Goal -> In the records below, swap every "energy change" for "heat change" and change nothing else. Leave the pictures out of your answer.

Items ->
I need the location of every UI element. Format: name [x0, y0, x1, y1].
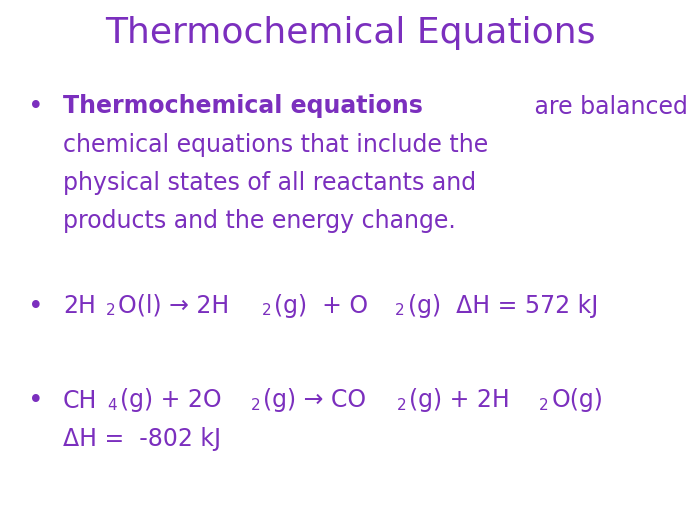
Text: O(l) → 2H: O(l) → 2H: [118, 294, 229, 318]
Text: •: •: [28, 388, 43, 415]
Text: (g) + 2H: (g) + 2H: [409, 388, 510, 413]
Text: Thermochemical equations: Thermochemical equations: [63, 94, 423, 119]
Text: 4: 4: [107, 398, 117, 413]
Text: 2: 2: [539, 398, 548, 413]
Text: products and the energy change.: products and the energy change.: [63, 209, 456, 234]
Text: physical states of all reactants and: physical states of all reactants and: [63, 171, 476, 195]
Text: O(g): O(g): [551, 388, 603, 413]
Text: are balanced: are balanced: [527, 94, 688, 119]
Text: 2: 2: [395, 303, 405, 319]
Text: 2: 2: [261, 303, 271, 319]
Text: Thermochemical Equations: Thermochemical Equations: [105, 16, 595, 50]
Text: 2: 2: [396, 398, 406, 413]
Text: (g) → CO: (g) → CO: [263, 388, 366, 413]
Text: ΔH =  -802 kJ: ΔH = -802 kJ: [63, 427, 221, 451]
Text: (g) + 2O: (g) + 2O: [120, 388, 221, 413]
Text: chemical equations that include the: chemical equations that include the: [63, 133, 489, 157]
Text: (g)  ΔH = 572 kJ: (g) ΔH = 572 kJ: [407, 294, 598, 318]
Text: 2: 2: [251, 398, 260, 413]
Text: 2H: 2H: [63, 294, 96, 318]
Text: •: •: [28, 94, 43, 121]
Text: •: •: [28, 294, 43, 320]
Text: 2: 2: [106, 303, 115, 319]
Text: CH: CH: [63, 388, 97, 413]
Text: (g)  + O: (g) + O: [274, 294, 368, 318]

Exercise output ->
I need the location of every UI element. Format: name [x0, y0, x1, y1].
Text: O(l) → 2H: O(l) → 2H: [118, 294, 229, 318]
Text: •: •: [28, 388, 43, 415]
Text: (g) + 2H: (g) + 2H: [409, 388, 510, 413]
Text: Thermochemical equations: Thermochemical equations: [63, 94, 423, 119]
Text: 4: 4: [107, 398, 117, 413]
Text: 2: 2: [539, 398, 548, 413]
Text: products and the heat change.: products and the heat change.: [63, 209, 456, 234]
Text: physical states of all reactants and: physical states of all reactants and: [63, 171, 476, 195]
Text: O(g): O(g): [551, 388, 603, 413]
Text: are balanced: are balanced: [527, 94, 688, 119]
Text: 2: 2: [395, 303, 405, 319]
Text: 2: 2: [261, 303, 271, 319]
Text: Thermochemical Equations: Thermochemical Equations: [105, 16, 595, 50]
Text: 2: 2: [396, 398, 406, 413]
Text: (g) → CO: (g) → CO: [263, 388, 366, 413]
Text: ΔH =  -802 kJ: ΔH = -802 kJ: [63, 427, 221, 451]
Text: (g) + 2O: (g) + 2O: [120, 388, 221, 413]
Text: chemical equations that include the: chemical equations that include the: [63, 133, 489, 157]
Text: (g)  ΔH = 572 kJ: (g) ΔH = 572 kJ: [407, 294, 598, 318]
Text: 2: 2: [251, 398, 260, 413]
Text: 2H: 2H: [63, 294, 96, 318]
Text: •: •: [28, 94, 43, 121]
Text: •: •: [28, 294, 43, 320]
Text: 2: 2: [106, 303, 115, 319]
Text: CH: CH: [63, 388, 97, 413]
Text: (g)  + O: (g) + O: [274, 294, 368, 318]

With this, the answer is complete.